**Task directions**
Each entry below must be repeated word for word.

==========

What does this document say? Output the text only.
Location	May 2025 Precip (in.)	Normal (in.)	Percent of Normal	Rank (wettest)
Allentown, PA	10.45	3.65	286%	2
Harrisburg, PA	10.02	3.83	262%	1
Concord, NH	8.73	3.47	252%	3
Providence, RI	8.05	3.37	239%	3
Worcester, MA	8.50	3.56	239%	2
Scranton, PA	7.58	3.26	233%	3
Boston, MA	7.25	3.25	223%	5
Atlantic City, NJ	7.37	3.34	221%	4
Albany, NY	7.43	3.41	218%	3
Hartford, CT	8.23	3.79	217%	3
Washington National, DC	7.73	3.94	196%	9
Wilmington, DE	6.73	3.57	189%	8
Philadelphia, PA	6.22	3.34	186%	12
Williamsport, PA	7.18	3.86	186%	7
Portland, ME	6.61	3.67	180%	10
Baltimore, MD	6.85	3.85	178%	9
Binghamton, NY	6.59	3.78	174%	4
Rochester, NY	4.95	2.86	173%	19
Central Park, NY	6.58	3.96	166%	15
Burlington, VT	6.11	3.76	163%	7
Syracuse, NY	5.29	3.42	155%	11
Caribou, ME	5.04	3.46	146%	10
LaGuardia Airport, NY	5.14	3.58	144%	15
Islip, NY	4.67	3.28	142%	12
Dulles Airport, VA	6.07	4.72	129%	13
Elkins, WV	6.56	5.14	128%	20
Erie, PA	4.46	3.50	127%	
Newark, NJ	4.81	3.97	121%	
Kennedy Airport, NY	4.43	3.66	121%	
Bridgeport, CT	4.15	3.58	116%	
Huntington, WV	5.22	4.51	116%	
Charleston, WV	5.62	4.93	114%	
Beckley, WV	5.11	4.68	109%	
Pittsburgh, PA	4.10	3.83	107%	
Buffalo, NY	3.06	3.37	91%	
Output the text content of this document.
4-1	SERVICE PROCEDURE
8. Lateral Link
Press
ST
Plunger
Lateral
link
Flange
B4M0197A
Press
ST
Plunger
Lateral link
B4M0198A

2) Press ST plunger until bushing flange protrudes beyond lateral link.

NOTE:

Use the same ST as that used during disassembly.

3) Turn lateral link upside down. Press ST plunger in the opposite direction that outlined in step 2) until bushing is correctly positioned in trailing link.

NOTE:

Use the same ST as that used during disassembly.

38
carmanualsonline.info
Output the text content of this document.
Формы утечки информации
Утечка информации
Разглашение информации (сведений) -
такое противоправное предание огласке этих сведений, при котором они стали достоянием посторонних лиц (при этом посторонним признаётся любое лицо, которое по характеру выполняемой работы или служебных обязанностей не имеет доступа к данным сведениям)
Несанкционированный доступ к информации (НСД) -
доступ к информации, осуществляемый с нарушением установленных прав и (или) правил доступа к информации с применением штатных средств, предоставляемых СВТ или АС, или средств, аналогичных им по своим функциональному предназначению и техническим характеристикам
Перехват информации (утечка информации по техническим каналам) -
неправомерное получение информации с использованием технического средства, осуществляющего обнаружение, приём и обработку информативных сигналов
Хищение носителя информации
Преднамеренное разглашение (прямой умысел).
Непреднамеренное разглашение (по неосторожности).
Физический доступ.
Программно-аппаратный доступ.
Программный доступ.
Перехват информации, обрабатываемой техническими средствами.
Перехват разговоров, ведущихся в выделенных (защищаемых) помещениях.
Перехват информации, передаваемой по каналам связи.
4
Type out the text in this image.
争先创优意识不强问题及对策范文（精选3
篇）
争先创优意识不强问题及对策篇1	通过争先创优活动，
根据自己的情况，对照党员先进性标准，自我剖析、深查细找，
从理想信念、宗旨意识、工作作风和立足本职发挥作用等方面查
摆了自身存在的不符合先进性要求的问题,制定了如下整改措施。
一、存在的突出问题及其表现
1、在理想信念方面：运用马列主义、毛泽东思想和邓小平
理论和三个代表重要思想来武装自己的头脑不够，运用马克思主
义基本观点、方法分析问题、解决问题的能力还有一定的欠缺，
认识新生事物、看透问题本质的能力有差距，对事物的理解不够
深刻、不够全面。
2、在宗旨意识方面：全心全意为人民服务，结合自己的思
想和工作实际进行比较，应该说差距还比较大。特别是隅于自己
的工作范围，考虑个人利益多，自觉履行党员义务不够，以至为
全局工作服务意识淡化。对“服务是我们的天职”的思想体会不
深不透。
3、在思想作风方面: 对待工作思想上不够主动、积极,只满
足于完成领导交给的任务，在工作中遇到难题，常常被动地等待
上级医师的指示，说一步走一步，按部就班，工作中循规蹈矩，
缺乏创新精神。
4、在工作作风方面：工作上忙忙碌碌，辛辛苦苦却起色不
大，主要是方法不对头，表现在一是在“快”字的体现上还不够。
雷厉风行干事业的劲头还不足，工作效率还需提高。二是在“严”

==========

**In response**
What does this document say? Output the text only.
Location	May 2025 Precip (in.)	Normal (in.)	Percent of Normal	Rank (wettest)
Allentown, PA	10.45	3.65	286%	2
Harrisburg, PA	10.02	3.83	262%	1
Concord, NH	8.73	3.47	252%	3
Providence, RI	8.05	3.37	239%	3
Worcester, MA	8.50	3.56	239%	2
Scranton, PA	7.58	3.26	233%	3
Boston, MA	7.25	3.25	223%	5
Atlantic City, NJ	7.37	3.34	221%	4
Albany, NY	7.43	3.41	218%	3
Hartford, CT	8.23	3.79	217%	3
Washington National, DC	7.73	3.94	196%	9
Wilmington, DE	6.73	3.57	189%	8
Philadelphia, PA	6.22	3.34	186%	12
Williamsport, PA	7.18	3.86	186%	7
Portland, ME	6.61	3.67	180%	10
Baltimore, MD	6.85	3.85	178%	9
Binghamton, NY	6.59	3.78	174%	4
Rochester, NY	4.95	2.86	173%	19
Central Park, NY	6.58	3.96	166%	15
Burlington, VT	6.11	3.76	163%	7
Syracuse, NY	5.29	3.42	155%	11
Caribou, ME	5.04	3.46	146%	10
LaGuardia Airport, NY	5.14	3.58	144%	15
Islip, NY	4.67	3.28	142%	12
Dulles Airport, VA	6.07	4.72	129%	13
Elkins, WV	6.56	5.14	128%	20
Erie, PA	4.46	3.50	127%	
Newark, NJ	4.81	3.97	121%	
Kennedy Airport, NY	4.43	3.66	121%	
Bridgeport, CT	4.15	3.58	116%	
Huntington, WV	5.22	4.51	116%	
Charleston, WV	5.62	4.93	114%	
Beckley, WV	5.11	4.68	109%	
Pittsburgh, PA	4.10	3.83	107%	
Buffalo, NY	3.06	3.37	91%	
Output the text content of this document.
4-1	SERVICE PROCEDURE
8. Lateral Link
Press
ST
Plunger
Lateral
link
Flange
B4M0197A
Press
ST
Plunger
Lateral link
B4M0198A

2) Press ST plunger until bushing flange protrudes beyond lateral link.

NOTE:

Use the same ST as that used during disassembly.

3) Turn lateral link upside down. Press ST plunger in the opposite direction that outlined in step 2) until bushing is correctly positioned in trailing link.

NOTE:

Use the same ST as that used during disassembly.

38
carmanualsonline.info
Output the text content of this document.
Формы утечки информации
Утечка информации
Разглашение информации (сведений) -
такое противоправное предание огласке этих сведений, при котором они стали достоянием посторонних лиц (при этом посторонним признаётся любое лицо, которое по характеру выполняемой работы или служебных обязанностей не имеет доступа к данным сведениям)
Несанкционированный доступ к информации (НСД) -
доступ к информации, осуществляемый с нарушением установленных прав и (или) правил доступа к информации с применением штатных средств, предоставляемых СВТ или АС, или средств, аналогичных им по своим функциональному предназначению и техническим характеристикам
Перехват информации (утечка информации по техническим каналам) -
неправомерное получение информации с использованием технического средства, осуществляющего обнаружение, приём и обработку информативных сигналов
Хищение носителя информации
Преднамеренное разглашение (прямой умысел).
Непреднамеренное разглашение (по неосторожности).
Физический доступ.
Программно-аппаратный доступ.
Программный доступ.
Перехват информации, обрабатываемой техническими средствами.
Перехват разговоров, ведущихся в выделенных (защищаемых) помещениях.
Перехват информации, передаваемой по каналам связи.
4
Type out the text in this image.
争先创优意识不强问题及对策范文（精选3
篇）
争先创优意识不强问题及对策篇1	通过争先创优活动，
根据自己的情况，对照党员先进性标准，自我剖析、深查细找，
从理想信念、宗旨意识、工作作风和立足本职发挥作用等方面查
摆了自身存在的不符合先进性要求的问题,制定了如下整改措施。
一、存在的突出问题及其表现
1、在理想信念方面：运用马列主义、毛泽东思想和邓小平
理论和三个代表重要思想来武装自己的头脑不够，运用马克思主
义基本观点、方法分析问题、解决问题的能力还有一定的欠缺，
认识新生事物、看透问题本质的能力有差距，对事物的理解不够
深刻、不够全面。
2、在宗旨意识方面：全心全意为人民服务，结合自己的思
想和工作实际进行比较，应该说差距还比较大。特别是隅于自己
的工作范围，考虑个人利益多，自觉履行党员义务不够，以至为
全局工作服务意识淡化。对“服务是我们的天职”的思想体会不
深不透。
3、在思想作风方面: 对待工作思想上不够主动、积极,只满
足于完成领导交给的任务，在工作中遇到难题，常常被动地等待
上级医师的指示，说一步走一步，按部就班，工作中循规蹈矩，
缺乏创新精神。
4、在工作作风方面：工作上忙忙碌碌，辛辛苦苦却起色不
大，主要是方法不对头，表现在一是在“快”字的体现上还不够。
雷厉风行干事业的劲头还不足，工作效率还需提高。二是在“严”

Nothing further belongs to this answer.